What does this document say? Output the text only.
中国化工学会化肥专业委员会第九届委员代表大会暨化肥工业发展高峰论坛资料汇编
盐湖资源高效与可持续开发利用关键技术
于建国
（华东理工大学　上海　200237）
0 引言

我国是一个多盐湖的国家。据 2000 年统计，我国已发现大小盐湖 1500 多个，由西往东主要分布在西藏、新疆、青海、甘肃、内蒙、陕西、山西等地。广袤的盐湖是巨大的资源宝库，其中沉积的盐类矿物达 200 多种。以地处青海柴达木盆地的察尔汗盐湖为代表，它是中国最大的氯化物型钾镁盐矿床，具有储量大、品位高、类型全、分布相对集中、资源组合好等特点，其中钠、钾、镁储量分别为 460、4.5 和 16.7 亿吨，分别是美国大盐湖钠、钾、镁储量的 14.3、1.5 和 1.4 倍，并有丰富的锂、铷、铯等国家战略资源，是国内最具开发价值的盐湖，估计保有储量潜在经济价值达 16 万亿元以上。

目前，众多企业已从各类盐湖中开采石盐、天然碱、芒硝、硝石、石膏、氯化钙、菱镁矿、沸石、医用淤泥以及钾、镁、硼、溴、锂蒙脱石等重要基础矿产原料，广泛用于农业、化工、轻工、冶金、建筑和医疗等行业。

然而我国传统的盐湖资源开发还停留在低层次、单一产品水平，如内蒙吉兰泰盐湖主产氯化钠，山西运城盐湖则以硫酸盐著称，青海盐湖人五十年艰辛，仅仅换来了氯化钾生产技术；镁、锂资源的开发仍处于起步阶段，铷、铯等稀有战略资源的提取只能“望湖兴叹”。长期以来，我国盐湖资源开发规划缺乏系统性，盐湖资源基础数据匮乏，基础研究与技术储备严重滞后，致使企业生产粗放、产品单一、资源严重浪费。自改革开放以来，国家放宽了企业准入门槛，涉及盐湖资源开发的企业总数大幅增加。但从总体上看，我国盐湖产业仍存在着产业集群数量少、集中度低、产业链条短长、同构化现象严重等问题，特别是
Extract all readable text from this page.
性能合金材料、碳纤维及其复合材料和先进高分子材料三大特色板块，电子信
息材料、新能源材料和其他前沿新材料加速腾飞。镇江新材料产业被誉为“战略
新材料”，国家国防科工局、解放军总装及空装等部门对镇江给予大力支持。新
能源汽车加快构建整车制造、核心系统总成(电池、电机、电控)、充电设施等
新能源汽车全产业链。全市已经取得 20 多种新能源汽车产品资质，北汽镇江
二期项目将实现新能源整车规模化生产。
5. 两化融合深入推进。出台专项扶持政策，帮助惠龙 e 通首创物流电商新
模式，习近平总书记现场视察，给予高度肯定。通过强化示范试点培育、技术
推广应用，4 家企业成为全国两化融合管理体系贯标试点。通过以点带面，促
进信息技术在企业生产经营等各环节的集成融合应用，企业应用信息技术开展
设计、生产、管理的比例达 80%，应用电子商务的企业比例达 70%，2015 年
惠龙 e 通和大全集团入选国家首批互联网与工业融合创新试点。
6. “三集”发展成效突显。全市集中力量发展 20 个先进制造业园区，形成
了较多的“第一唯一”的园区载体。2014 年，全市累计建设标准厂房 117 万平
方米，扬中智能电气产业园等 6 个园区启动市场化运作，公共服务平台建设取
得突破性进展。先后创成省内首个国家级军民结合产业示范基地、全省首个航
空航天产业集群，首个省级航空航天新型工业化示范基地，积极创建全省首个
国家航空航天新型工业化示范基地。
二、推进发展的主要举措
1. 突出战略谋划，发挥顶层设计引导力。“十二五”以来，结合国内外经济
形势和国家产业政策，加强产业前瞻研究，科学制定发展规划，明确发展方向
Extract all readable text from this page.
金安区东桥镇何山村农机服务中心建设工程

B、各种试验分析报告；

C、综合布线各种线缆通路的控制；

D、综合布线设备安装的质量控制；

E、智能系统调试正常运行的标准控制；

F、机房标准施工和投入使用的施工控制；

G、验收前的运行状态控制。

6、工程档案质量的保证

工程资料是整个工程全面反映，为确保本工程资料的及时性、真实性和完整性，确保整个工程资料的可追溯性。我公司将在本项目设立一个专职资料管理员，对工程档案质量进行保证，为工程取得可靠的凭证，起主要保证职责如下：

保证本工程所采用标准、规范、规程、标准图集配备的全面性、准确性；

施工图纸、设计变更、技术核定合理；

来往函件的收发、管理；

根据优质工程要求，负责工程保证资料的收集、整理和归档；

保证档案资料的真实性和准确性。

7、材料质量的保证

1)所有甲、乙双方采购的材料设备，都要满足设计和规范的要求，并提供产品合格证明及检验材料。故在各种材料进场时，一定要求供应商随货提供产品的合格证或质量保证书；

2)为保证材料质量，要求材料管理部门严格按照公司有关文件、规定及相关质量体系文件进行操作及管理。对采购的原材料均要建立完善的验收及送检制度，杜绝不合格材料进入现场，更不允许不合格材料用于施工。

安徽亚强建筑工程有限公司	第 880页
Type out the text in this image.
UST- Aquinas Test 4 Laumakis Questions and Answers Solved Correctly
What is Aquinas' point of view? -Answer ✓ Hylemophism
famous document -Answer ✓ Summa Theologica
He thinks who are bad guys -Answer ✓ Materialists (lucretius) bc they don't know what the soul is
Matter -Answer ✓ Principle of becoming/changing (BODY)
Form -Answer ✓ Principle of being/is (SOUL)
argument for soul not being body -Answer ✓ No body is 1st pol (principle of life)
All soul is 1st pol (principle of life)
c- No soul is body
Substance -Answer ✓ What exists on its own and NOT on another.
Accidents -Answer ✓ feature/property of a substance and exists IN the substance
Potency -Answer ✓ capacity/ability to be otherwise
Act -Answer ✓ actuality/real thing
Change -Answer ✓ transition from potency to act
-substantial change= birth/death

========================================

● **EXERCISE DESCRIPTION**
Pick out the lines above containing the word "life", then copy them.

● **RESPONSE TO THIS TASK**
argument for soul not being body -Answer ✓ No body is 1st pol (principle of life)
All soul is 1st pol (principle of life)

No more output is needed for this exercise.